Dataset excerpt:
= = = = = = =

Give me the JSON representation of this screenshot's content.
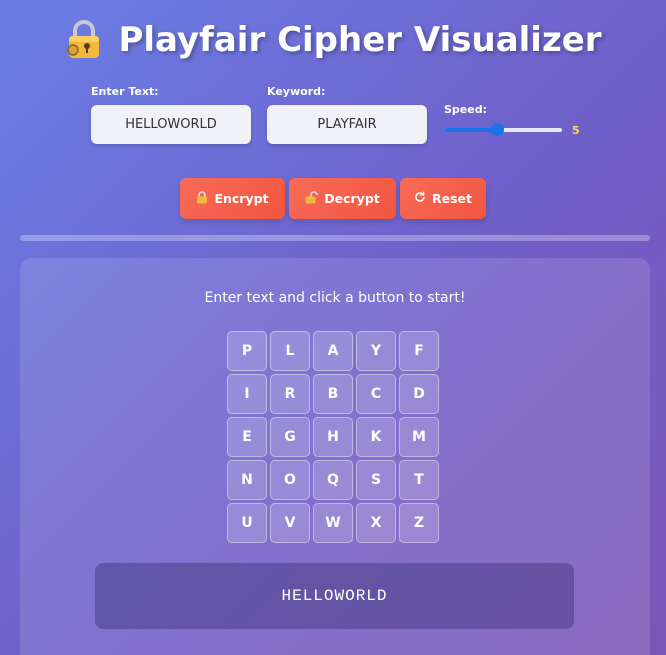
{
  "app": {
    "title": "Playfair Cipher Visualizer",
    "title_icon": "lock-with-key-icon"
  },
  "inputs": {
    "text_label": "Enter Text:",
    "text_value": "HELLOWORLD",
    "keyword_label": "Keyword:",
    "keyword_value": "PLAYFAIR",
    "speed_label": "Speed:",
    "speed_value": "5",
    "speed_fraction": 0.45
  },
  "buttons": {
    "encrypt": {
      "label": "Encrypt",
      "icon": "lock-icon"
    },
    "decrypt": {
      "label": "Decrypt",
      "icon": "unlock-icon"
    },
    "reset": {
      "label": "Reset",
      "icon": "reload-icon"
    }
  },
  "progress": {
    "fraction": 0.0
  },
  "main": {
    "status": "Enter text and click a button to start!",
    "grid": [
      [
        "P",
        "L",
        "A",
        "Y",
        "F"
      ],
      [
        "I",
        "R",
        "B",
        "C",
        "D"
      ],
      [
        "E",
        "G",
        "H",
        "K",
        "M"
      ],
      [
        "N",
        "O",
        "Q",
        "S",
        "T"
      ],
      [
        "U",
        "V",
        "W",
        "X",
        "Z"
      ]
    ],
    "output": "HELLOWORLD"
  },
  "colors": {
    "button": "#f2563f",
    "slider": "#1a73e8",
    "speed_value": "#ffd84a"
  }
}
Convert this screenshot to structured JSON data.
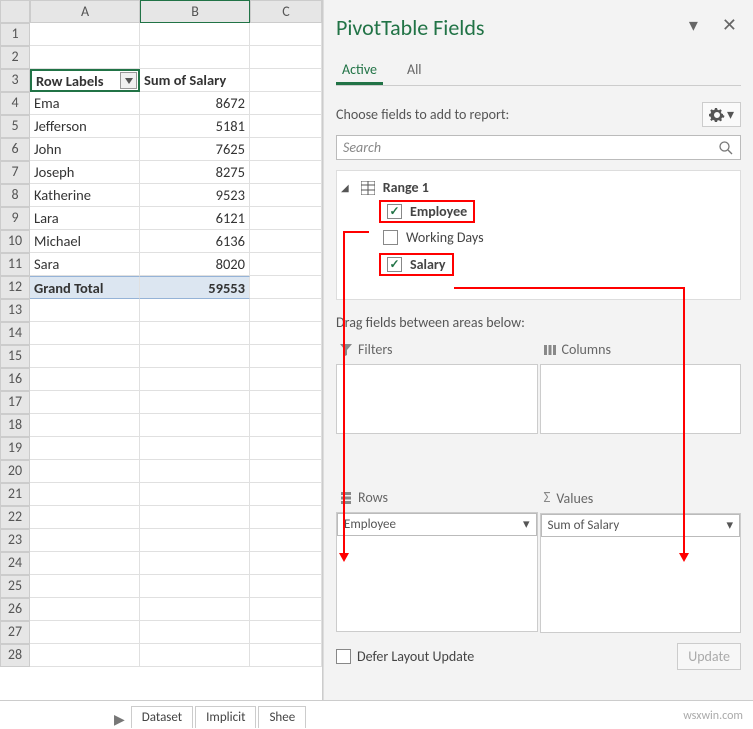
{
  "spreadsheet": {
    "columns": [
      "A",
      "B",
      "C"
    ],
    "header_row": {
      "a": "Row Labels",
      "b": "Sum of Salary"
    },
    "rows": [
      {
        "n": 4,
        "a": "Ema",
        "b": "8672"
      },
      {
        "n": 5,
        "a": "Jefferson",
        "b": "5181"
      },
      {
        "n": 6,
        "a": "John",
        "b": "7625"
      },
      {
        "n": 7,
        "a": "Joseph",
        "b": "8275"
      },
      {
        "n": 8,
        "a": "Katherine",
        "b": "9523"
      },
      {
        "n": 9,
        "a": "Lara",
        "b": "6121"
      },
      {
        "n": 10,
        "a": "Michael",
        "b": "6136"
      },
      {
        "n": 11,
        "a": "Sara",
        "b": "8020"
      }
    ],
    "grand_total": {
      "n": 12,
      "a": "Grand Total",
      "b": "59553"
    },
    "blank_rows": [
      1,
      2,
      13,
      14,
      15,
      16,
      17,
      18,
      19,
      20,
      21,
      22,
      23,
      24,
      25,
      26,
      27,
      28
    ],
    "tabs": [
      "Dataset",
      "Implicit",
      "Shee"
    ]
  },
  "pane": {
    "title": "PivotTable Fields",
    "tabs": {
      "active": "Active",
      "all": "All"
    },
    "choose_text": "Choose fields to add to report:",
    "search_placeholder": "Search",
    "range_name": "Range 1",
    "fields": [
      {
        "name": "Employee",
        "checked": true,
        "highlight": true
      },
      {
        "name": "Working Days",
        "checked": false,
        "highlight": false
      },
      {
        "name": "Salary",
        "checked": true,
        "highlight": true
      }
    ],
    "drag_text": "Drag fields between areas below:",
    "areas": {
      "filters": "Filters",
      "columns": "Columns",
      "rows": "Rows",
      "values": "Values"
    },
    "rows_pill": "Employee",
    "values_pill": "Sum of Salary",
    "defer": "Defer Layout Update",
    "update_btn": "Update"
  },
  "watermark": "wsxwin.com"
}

= = = = = = =

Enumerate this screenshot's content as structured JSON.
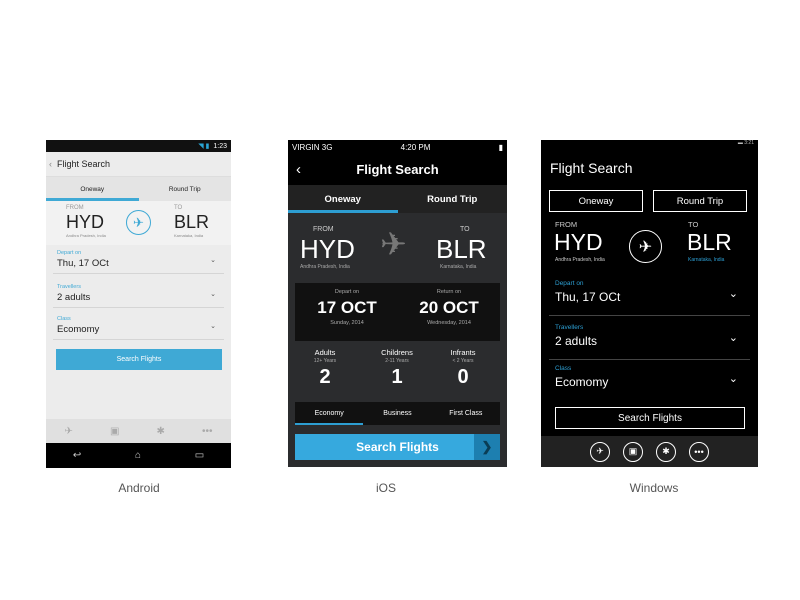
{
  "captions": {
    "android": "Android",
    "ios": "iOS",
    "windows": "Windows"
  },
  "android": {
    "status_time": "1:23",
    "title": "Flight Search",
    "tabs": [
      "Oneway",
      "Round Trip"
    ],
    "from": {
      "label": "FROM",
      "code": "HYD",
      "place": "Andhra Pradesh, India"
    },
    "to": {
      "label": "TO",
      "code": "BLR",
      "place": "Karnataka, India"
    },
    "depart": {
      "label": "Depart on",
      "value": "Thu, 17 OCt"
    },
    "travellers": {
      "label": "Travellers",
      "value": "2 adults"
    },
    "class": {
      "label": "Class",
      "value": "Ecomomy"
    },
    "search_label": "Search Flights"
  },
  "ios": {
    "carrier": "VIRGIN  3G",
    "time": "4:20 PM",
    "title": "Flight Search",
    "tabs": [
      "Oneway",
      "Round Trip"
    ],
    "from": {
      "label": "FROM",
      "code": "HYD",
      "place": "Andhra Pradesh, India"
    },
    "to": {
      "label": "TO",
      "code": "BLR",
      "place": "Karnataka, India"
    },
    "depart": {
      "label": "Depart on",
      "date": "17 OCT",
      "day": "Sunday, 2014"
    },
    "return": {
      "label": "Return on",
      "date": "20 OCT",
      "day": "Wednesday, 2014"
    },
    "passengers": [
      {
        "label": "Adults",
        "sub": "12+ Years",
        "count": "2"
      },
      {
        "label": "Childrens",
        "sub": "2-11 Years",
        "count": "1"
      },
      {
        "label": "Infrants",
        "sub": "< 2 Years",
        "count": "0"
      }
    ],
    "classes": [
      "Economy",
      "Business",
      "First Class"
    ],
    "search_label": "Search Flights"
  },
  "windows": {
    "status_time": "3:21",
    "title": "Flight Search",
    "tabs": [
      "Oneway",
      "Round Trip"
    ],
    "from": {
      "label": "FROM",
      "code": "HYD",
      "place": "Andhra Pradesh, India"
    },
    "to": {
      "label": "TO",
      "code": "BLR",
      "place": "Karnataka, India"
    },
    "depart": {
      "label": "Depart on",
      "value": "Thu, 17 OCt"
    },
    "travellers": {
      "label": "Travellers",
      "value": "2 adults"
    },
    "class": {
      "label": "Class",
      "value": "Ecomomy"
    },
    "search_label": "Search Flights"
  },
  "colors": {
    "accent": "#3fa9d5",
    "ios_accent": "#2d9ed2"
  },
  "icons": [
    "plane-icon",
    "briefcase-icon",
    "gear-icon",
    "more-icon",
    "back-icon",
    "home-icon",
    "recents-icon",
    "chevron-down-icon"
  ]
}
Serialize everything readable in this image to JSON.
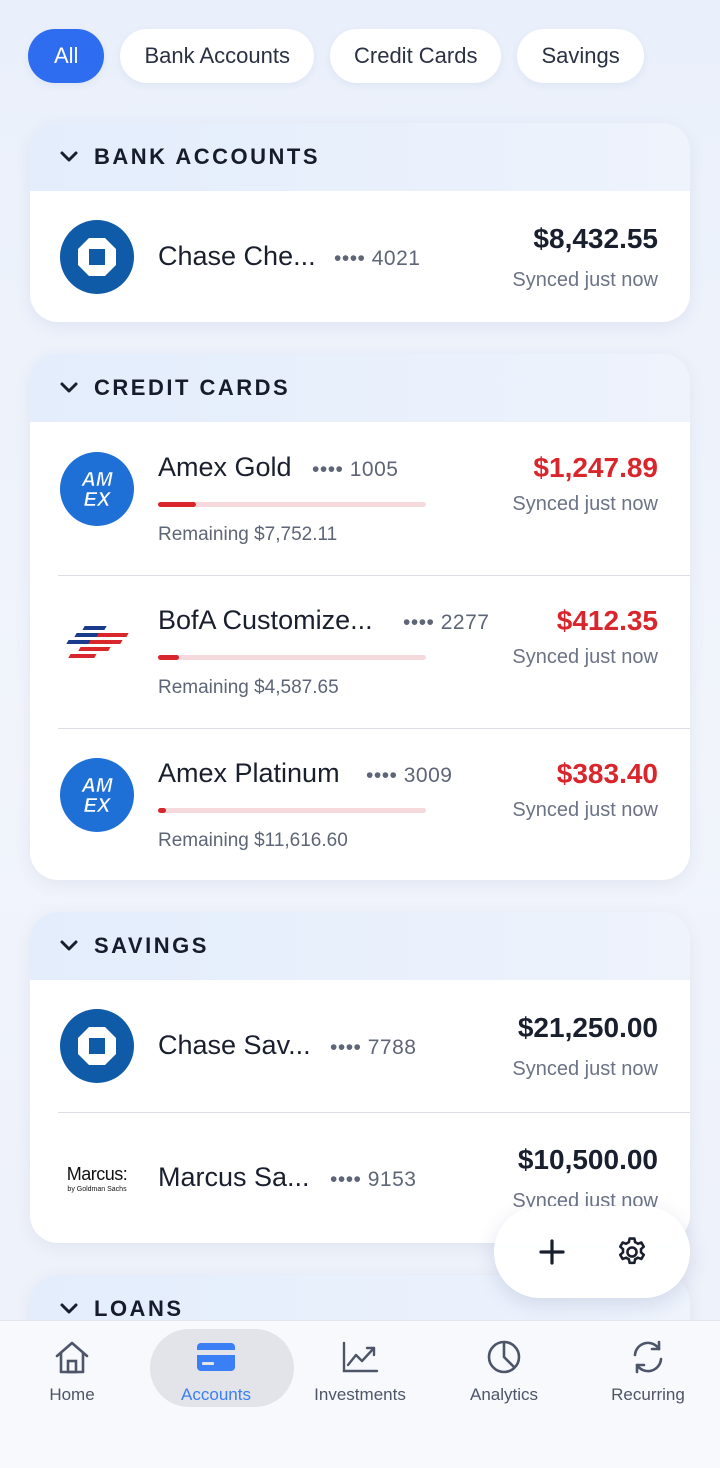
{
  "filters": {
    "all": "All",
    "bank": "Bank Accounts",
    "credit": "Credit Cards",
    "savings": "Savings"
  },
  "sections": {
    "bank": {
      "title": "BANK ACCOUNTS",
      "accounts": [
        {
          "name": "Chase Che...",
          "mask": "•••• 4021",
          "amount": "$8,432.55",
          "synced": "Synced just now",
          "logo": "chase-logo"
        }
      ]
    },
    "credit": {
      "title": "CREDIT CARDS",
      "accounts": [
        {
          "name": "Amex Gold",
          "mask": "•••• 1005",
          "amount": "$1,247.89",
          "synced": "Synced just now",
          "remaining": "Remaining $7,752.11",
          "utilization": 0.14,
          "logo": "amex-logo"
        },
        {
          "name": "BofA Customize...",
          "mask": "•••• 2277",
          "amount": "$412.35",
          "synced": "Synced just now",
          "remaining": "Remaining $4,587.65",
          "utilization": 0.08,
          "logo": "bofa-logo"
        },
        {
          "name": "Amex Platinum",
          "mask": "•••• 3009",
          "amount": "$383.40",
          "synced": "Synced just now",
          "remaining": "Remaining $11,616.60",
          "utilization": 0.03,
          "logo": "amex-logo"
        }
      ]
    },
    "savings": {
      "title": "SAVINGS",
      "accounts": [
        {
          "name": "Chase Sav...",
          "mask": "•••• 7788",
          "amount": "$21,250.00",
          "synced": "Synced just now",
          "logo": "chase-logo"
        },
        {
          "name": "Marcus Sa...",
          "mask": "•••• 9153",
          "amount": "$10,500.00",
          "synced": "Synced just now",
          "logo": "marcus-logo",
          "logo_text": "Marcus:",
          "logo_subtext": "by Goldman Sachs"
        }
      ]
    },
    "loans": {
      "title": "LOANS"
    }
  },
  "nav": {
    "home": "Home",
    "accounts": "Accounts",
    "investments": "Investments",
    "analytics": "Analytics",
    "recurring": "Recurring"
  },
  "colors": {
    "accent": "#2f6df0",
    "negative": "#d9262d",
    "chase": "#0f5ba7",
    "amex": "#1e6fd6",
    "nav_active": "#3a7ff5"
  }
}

= = = = = = =

[Task details]
Using the material above, copy every line in which the string "mask" occurs.

[Solution to the problem]
          "mask": "•••• 4021",
          "mask": "•••• 1005",
          "mask": "•••• 2277",
          "mask": "•••• 3009",
          "mask": "•••• 7788",
          "mask": "•••• 9153",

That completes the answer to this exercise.